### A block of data
· · · ·

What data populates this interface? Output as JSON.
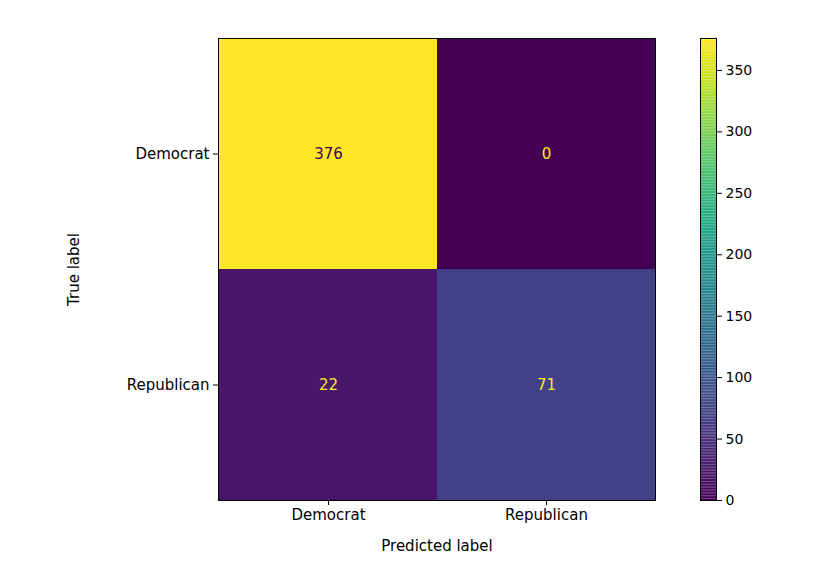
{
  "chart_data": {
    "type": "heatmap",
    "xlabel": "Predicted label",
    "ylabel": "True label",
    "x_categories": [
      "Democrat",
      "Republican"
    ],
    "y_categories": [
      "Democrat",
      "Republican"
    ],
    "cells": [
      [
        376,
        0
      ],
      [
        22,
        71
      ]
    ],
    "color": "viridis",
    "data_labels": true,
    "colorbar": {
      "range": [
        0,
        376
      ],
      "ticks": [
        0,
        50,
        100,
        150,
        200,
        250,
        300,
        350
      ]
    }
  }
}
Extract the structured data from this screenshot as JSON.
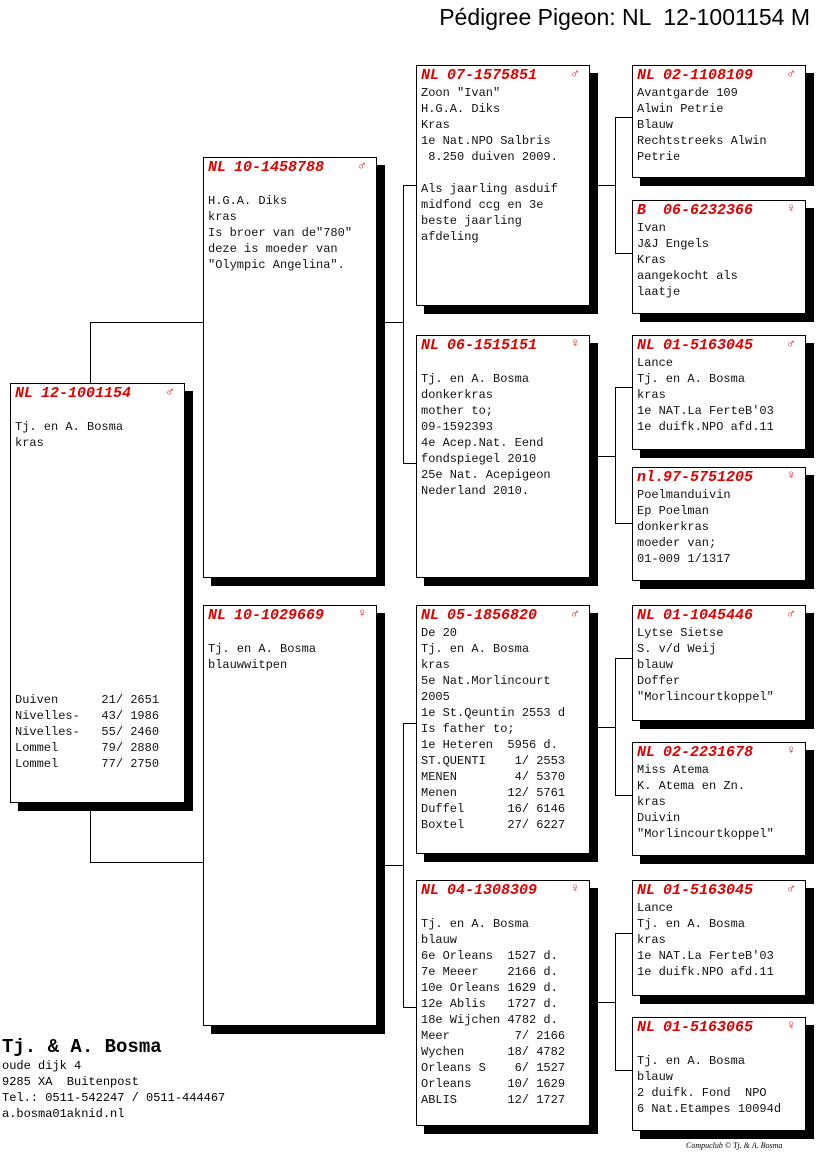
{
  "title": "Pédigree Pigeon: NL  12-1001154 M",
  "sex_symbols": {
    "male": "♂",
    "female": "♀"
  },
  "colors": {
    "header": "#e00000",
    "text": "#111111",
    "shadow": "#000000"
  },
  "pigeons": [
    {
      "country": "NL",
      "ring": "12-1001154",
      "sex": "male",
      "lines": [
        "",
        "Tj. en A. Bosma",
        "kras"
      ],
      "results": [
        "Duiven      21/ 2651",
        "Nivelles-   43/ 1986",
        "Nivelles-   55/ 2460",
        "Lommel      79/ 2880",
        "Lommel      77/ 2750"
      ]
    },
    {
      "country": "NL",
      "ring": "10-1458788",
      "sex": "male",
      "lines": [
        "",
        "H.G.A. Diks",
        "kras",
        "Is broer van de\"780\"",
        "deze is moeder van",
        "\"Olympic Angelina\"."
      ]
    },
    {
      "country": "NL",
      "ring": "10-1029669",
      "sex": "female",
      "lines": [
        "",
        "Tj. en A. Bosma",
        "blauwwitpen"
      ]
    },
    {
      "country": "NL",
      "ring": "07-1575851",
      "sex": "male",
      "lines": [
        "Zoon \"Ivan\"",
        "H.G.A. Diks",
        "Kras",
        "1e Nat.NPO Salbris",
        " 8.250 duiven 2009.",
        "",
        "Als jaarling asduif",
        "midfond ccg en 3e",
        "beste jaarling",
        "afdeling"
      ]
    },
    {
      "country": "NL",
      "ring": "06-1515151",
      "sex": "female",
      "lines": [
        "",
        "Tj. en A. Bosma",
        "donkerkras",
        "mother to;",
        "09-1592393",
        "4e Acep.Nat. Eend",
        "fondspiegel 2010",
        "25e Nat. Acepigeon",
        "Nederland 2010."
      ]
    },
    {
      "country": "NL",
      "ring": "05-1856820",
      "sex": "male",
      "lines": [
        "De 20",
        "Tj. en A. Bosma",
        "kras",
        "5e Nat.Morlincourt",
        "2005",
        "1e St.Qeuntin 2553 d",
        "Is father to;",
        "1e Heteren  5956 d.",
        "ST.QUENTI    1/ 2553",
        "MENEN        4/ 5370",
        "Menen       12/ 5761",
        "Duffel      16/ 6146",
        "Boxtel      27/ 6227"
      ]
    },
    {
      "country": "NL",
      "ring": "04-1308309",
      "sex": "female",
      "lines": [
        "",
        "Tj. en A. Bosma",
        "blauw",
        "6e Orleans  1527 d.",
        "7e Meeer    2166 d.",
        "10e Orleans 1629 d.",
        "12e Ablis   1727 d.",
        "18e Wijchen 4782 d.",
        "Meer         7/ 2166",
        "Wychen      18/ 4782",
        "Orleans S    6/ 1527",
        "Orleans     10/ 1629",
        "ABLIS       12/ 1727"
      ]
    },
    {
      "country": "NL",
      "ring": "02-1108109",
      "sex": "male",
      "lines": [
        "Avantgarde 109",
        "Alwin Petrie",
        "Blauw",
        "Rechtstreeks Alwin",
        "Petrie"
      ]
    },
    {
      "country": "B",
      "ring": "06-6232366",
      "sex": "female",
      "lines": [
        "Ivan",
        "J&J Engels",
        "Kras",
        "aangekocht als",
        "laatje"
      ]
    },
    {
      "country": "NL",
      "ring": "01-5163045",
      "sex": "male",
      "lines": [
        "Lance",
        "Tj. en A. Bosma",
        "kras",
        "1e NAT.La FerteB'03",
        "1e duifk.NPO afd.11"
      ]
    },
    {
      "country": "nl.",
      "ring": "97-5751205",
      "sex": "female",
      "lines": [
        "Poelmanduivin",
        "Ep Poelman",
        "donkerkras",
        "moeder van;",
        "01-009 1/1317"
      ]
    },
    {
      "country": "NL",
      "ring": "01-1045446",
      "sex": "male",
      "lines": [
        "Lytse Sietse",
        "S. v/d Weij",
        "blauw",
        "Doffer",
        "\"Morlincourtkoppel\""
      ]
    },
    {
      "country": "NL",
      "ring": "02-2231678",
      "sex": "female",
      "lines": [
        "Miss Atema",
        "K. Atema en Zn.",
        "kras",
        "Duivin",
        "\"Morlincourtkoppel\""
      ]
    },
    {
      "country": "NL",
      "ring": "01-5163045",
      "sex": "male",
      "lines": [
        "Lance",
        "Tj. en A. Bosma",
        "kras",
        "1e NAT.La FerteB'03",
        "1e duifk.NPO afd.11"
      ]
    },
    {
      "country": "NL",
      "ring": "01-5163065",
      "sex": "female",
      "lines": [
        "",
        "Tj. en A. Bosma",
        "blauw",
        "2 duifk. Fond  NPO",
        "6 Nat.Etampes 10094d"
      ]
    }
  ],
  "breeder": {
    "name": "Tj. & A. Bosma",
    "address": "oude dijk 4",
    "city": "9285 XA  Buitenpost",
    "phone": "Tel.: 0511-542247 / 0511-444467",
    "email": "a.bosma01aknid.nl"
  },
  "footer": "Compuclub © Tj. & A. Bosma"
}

· · · ·

### Task prompt
Write out the material above once more, exactly as it reads, with no pictures.

### Worked answer
What data populates this interface? Output as JSON.
{
  "chart_data": {
    "type": "heatmap",
    "xlabel": "Predicted label",
    "ylabel": "True label",
    "x_categories": [
      "Democrat",
      "Republican"
    ],
    "y_categories": [
      "Democrat",
      "Republican"
    ],
    "cells": [
      [
        376,
        0
      ],
      [
        22,
        71
      ]
    ],
    "color": "viridis",
    "data_labels": true,
    "colorbar": {
      "range": [
        0,
        376
      ],
      "ticks": [
        0,
        50,
        100,
        150,
        200,
        250,
        300,
        350
      ]
    }
  }
}
Extract the structured data from this screenshot as JSON.
{
  "title": "Pédigree Pigeon: NL  12-1001154 M",
  "sex_symbols": {
    "male": "♂",
    "female": "♀"
  },
  "colors": {
    "header": "#e00000",
    "text": "#111111",
    "shadow": "#000000"
  },
  "pigeons": [
    {
      "country": "NL",
      "ring": "12-1001154",
      "sex": "male",
      "lines": [
        "",
        "Tj. en A. Bosma",
        "kras"
      ],
      "results": [
        "Duiven      21/ 2651",
        "Nivelles-   43/ 1986",
        "Nivelles-   55/ 2460",
        "Lommel      79/ 2880",
        "Lommel      77/ 2750"
      ]
    },
    {
      "country": "NL",
      "ring": "10-1458788",
      "sex": "male",
      "lines": [
        "",
        "H.G.A. Diks",
        "kras",
        "Is broer van de\"780\"",
        "deze is moeder van",
        "\"Olympic Angelina\"."
      ]
    },
    {
      "country": "NL",
      "ring": "10-1029669",
      "sex": "female",
      "lines": [
        "",
        "Tj. en A. Bosma",
        "blauwwitpen"
      ]
    },
    {
      "country": "NL",
      "ring": "07-1575851",
      "sex": "male",
      "lines": [
        "Zoon \"Ivan\"",
        "H.G.A. Diks",
        "Kras",
        "1e Nat.NPO Salbris",
        " 8.250 duiven 2009.",
        "",
        "Als jaarling asduif",
        "midfond ccg en 3e",
        "beste jaarling",
        "afdeling"
      ]
    },
    {
      "country": "NL",
      "ring": "06-1515151",
      "sex": "female",
      "lines": [
        "",
        "Tj. en A. Bosma",
        "donkerkras",
        "mother to;",
        "09-1592393",
        "4e Acep.Nat. Eend",
        "fondspiegel 2010",
        "25e Nat. Acepigeon",
        "Nederland 2010."
      ]
    },
    {
      "country": "NL",
      "ring": "05-1856820",
      "sex": "male",
      "lines": [
        "De 20",
        "Tj. en A. Bosma",
        "kras",
        "5e Nat.Morlincourt",
        "2005",
        "1e St.Qeuntin 2553 d",
        "Is father to;",
        "1e Heteren  5956 d.",
        "ST.QUENTI    1/ 2553",
        "MENEN        4/ 5370",
        "Menen       12/ 5761",
        "Duffel      16/ 6146",
        "Boxtel      27/ 6227"
      ]
    },
    {
      "country": "NL",
      "ring": "04-1308309",
      "sex": "female",
      "lines": [
        "",
        "Tj. en A. Bosma",
        "blauw",
        "6e Orleans  1527 d.",
        "7e Meeer    2166 d.",
        "10e Orleans 1629 d.",
        "12e Ablis   1727 d.",
        "18e Wijchen 4782 d.",
        "Meer         7/ 2166",
        "Wychen      18/ 4782",
        "Orleans S    6/ 1527",
        "Orleans     10/ 1629",
        "ABLIS       12/ 1727"
      ]
    },
    {
      "country": "NL",
      "ring": "02-1108109",
      "sex": "male",
      "lines": [
        "Avantgarde 109",
        "Alwin Petrie",
        "Blauw",
        "Rechtstreeks Alwin",
        "Petrie"
      ]
    },
    {
      "country": "B",
      "ring": "06-6232366",
      "sex": "female",
      "lines": [
        "Ivan",
        "J&J Engels",
        "Kras",
        "aangekocht als",
        "laatje"
      ]
    },
    {
      "country": "NL",
      "ring": "01-5163045",
      "sex": "male",
      "lines": [
        "Lance",
        "Tj. en A. Bosma",
        "kras",
        "1e NAT.La FerteB'03",
        "1e duifk.NPO afd.11"
      ]
    },
    {
      "country": "nl.",
      "ring": "97-5751205",
      "sex": "female",
      "lines": [
        "Poelmanduivin",
        "Ep Poelman",
        "donkerkras",
        "moeder van;",
        "01-009 1/1317"
      ]
    },
    {
      "country": "NL",
      "ring": "01-1045446",
      "sex": "male",
      "lines": [
        "Lytse Sietse",
        "S. v/d Weij",
        "blauw",
        "Doffer",
        "\"Morlincourtkoppel\""
      ]
    },
    {
      "country": "NL",
      "ring": "02-2231678",
      "sex": "female",
      "lines": [
        "Miss Atema",
        "K. Atema en Zn.",
        "kras",
        "Duivin",
        "\"Morlincourtkoppel\""
      ]
    },
    {
      "country": "NL",
      "ring": "01-5163045",
      "sex": "male",
      "lines": [
        "Lance",
        "Tj. en A. Bosma",
        "kras",
        "1e NAT.La FerteB'03",
        "1e duifk.NPO afd.11"
      ]
    },
    {
      "country": "NL",
      "ring": "01-5163065",
      "sex": "female",
      "lines": [
        "",
        "Tj. en A. Bosma",
        "blauw",
        "2 duifk. Fond  NPO",
        "6 Nat.Etampes 10094d"
      ]
    }
  ],
  "breeder": {
    "name": "Tj. & A. Bosma",
    "address": "oude dijk 4",
    "city": "9285 XA  Buitenpost",
    "phone": "Tel.: 0511-542247 / 0511-444467",
    "email": "a.bosma01aknid.nl"
  },
  "footer": "Compuclub © Tj. & A. Bosma"
}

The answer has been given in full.